((

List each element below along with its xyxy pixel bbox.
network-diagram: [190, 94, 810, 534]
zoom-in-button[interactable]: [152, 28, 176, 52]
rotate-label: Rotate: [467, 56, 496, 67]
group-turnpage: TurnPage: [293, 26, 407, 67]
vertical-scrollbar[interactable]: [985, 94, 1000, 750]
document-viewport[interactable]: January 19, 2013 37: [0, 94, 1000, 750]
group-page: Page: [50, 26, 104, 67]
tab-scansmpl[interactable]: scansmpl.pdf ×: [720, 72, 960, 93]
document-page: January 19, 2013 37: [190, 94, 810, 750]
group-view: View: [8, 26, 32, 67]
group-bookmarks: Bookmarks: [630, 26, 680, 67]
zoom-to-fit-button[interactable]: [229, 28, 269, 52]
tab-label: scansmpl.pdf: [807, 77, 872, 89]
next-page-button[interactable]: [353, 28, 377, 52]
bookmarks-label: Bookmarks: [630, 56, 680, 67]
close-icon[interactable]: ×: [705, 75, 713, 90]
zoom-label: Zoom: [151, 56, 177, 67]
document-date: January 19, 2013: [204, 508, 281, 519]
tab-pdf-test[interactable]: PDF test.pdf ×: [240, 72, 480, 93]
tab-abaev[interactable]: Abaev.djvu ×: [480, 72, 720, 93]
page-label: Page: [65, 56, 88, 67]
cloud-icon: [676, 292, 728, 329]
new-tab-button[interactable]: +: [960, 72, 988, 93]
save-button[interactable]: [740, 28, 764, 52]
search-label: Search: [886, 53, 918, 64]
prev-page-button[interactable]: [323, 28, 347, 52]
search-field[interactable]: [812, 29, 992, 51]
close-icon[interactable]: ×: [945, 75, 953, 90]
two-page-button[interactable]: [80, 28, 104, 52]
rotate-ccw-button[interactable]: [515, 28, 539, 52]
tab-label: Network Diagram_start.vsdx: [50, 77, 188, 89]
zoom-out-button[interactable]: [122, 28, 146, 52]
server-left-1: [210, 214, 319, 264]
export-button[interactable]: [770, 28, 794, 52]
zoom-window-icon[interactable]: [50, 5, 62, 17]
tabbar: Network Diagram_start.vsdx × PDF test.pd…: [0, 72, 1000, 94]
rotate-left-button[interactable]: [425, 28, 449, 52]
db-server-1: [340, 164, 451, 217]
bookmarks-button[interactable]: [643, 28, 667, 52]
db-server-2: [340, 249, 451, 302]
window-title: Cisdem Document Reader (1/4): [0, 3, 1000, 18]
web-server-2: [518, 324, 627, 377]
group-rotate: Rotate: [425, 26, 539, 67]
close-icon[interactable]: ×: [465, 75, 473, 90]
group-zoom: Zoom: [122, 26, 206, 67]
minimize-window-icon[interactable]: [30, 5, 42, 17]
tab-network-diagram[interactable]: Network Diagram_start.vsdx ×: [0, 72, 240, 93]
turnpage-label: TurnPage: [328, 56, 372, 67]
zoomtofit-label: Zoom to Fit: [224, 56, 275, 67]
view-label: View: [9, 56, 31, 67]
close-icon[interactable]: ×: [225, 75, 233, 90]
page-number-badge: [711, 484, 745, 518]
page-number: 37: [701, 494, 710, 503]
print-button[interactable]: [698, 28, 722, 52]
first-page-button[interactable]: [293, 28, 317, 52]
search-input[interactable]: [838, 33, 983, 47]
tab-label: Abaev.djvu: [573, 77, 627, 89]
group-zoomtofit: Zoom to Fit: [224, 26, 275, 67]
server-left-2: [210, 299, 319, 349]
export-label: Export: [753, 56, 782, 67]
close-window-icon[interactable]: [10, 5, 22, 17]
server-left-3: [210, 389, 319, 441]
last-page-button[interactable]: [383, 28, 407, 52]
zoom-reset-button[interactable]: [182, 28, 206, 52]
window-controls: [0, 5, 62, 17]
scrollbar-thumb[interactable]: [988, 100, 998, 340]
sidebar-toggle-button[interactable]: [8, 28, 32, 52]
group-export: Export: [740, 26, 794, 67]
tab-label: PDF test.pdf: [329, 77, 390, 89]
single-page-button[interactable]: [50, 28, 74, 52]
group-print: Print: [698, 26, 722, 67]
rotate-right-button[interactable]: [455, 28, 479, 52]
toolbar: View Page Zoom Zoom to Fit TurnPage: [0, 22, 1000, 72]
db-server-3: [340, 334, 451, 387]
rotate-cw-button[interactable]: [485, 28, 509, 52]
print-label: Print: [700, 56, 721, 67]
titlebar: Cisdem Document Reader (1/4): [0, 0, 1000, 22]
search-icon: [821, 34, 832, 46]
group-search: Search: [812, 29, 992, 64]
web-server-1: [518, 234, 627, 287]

))

JOB: Arrange every line of the records above into a numbered list, omitting blank lines.

FINISHED EXERCISE:
1. List each element below along with its xyxy pixel bbox.
2. network-diagram: [190, 94, 810, 534]
3. zoom-in-button[interactable]: [152, 28, 176, 52]
4. rotate-label: Rotate: [467, 56, 496, 67]
5. group-turnpage: TurnPage: [293, 26, 407, 67]
6. vertical-scrollbar[interactable]: [985, 94, 1000, 750]
7. document-viewport[interactable]: January 19, 2013 37: [0, 94, 1000, 750]
8. group-page: Page: [50, 26, 104, 67]
9. tab-scansmpl[interactable]: scansmpl.pdf ×: [720, 72, 960, 93]
10. document-page: January 19, 2013 37: [190, 94, 810, 750]
11. group-view: View: [8, 26, 32, 67]
12. group-bookmarks: Bookmarks: [630, 26, 680, 67]
13. zoom-to-fit-button[interactable]: [229, 28, 269, 52]
14. tab-label: scansmpl.pdf: [807, 77, 872, 89]
15. next-page-button[interactable]: [353, 28, 377, 52]
16. bookmarks-label: Bookmarks: [630, 56, 680, 67]
17. close-icon[interactable]: ×: [705, 75, 713, 90]
18. zoom-label: Zoom: [151, 56, 177, 67]
19. document-date: January 19, 2013: [204, 508, 281, 519]
20. tab-pdf-test[interactable]: PDF test.pdf ×: [240, 72, 480, 93]
21. tab-abaev[interactable]: Abaev.djvu ×: [480, 72, 720, 93]
22. page-label: Page: [65, 56, 88, 67]
23. cloud-icon: [676, 292, 728, 329]
24. new-tab-button[interactable]: +: [960, 72, 988, 93]
25. save-button[interactable]: [740, 28, 764, 52]
26. search-label: Search: [886, 53, 918, 64]
27. prev-page-button[interactable]: [323, 28, 347, 52]
28. search-field[interactable]: [812, 29, 992, 51]
29. close-icon[interactable]: ×: [945, 75, 953, 90]
30. two-page-button[interactable]: [80, 28, 104, 52]
31. rotate-ccw-button[interactable]: [515, 28, 539, 52]
32. tab-label: Network Diagram_start.vsdx: [50, 77, 188, 89]
33. zoom-out-button[interactable]: [122, 28, 146, 52]
34. server-left-1: [210, 214, 319, 264]
35. export-button[interactable]: [770, 28, 794, 52]
36. zoom-window-icon[interactable]: [50, 5, 62, 17]
37. tabbar: Network Diagram_start.vsdx × PDF test.pd…: [0, 72, 1000, 94]
38. rotate-left-button[interactable]: [425, 28, 449, 52]
39. db-server-1: [340, 164, 451, 217]
40. bookmarks-button[interactable]: [643, 28, 667, 52]
41. db-server-2: [340, 249, 451, 302]
42. window-title: Cisdem Document Reader (1/4): [0, 3, 1000, 18]
43. web-server-2: [518, 324, 627, 377]
44. group-rotate: Rotate: [425, 26, 539, 67]
45. close-icon[interactable]: ×: [465, 75, 473, 90]
46. group-zoom: Zoom: [122, 26, 206, 67]
47. minimize-window-icon[interactable]: [30, 5, 42, 17]
48. tab-network-diagram[interactable]: Network Diagram_start.vsdx ×: [0, 72, 240, 93]
49. turnpage-label: TurnPage: [328, 56, 372, 67]
50. zoomtofit-label: Zoom to Fit: [224, 56, 275, 67]
51. view-label: View: [9, 56, 31, 67]
52. close-icon[interactable]: ×: [225, 75, 233, 90]
53. page-number-badge: [711, 484, 745, 518]
54. page-number: 37: [701, 494, 710, 503]
55. print-button[interactable]: [698, 28, 722, 52]
56. first-page-button[interactable]: [293, 28, 317, 52]
57. search-input[interactable]: [838, 33, 983, 47]
58. tab-label: Abaev.djvu: [573, 77, 627, 89]
59. group-zoomtofit: Zoom to Fit: [224, 26, 275, 67]
60. server-left-2: [210, 299, 319, 349]
61. export-label: Export: [753, 56, 782, 67]
62. close-window-icon[interactable]: [10, 5, 22, 17]
63. server-left-3: [210, 389, 319, 441]
64. last-page-button[interactable]: [383, 28, 407, 52]
65. zoom-reset-button[interactable]: [182, 28, 206, 52]
66. window-controls: [0, 5, 62, 17]
67. scrollbar-thumb[interactable]: [988, 100, 998, 340]
68. sidebar-toggle-button[interactable]: [8, 28, 32, 52]
69. group-export: Export: [740, 26, 794, 67]
70. tab-label: PDF test.pdf: [329, 77, 390, 89]
71. single-page-button[interactable]: [50, 28, 74, 52]
72. group-print: Print: [698, 26, 722, 67]
73. rotate-right-button[interactable]: [455, 28, 479, 52]
74. toolbar: View Page Zoom Zoom to Fit TurnPage: [0, 22, 1000, 72]
75. db-server-3: [340, 334, 451, 387]
76. rotate-cw-button[interactable]: [485, 28, 509, 52]
77. print-label: Print: [700, 56, 721, 67]
78. titlebar: Cisdem Document Reader (1/4): [0, 0, 1000, 22]
79. search-icon: [821, 34, 832, 46]
80. group-search: Search: [812, 29, 992, 64]
81. web-server-1: [518, 234, 627, 287]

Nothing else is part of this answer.